Given exercise.
List each line holding the string "title".
---- Data listing
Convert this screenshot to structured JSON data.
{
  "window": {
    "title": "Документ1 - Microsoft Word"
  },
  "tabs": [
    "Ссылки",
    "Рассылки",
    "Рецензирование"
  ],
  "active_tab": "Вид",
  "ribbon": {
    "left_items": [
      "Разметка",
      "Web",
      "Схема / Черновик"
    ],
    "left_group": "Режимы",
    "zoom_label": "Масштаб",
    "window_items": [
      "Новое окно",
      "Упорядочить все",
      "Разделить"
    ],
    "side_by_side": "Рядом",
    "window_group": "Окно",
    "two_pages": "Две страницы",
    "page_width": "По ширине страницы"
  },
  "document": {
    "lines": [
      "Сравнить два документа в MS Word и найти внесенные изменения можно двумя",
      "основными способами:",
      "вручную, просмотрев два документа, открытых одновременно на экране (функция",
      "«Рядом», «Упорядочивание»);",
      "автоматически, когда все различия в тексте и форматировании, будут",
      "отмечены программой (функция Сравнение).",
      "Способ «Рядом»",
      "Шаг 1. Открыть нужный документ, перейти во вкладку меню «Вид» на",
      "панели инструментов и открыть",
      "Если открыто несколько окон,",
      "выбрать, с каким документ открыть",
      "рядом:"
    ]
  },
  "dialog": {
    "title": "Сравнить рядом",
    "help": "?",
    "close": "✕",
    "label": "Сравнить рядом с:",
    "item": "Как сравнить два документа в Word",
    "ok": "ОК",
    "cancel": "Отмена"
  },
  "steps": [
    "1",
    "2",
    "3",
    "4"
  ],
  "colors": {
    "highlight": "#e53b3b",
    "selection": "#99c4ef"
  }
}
--------
Exercise answer.
    "title": "Документ1 - Microsoft Word"
    "title": "Сравнить рядом",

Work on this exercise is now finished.